• **Instructions to follow**
Restate the whole listing exactly.

• **Collected data**
_____

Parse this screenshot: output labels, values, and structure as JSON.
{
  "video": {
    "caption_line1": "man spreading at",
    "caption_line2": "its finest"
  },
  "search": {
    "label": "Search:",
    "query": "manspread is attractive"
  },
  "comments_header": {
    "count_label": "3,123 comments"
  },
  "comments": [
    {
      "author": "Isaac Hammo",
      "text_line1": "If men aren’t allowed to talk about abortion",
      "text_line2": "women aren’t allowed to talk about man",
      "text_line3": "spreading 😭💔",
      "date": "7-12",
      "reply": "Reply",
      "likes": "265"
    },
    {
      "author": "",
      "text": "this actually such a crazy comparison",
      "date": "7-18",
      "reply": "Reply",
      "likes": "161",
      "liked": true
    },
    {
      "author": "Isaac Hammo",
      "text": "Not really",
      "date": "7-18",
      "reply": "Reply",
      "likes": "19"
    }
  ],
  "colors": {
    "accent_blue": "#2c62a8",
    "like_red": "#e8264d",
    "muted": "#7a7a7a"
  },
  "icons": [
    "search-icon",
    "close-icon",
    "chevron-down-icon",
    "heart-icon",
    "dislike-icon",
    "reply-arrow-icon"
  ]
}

_____

• **Finished task**
Parse this screenshot: output labels, values, and structure as JSON.
{
  "video": {
    "caption_line1": "man spreading at",
    "caption_line2": "its finest"
  },
  "search": {
    "label": "Search:",
    "query": "manspread is attractive"
  },
  "comments_header": {
    "count_label": "3,123 comments"
  },
  "comments": [
    {
      "author": "Isaac Hammo",
      "text_line1": "If men aren’t allowed to talk about abortion",
      "text_line2": "women aren’t allowed to talk about man",
      "text_line3": "spreading 😭💔",
      "date": "7-12",
      "reply": "Reply",
      "likes": "265"
    },
    {
      "author": "",
      "text": "this actually such a crazy comparison",
      "date": "7-18",
      "reply": "Reply",
      "likes": "161",
      "liked": true
    },
    {
      "author": "Isaac Hammo",
      "text": "Not really",
      "date": "7-18",
      "reply": "Reply",
      "likes": "19"
    }
  ],
  "colors": {
    "accent_blue": "#2c62a8",
    "like_red": "#e8264d",
    "muted": "#7a7a7a"
  },
  "icons": [
    "search-icon",
    "close-icon",
    "chevron-down-icon",
    "heart-icon",
    "dislike-icon",
    "reply-arrow-icon"
  ]
}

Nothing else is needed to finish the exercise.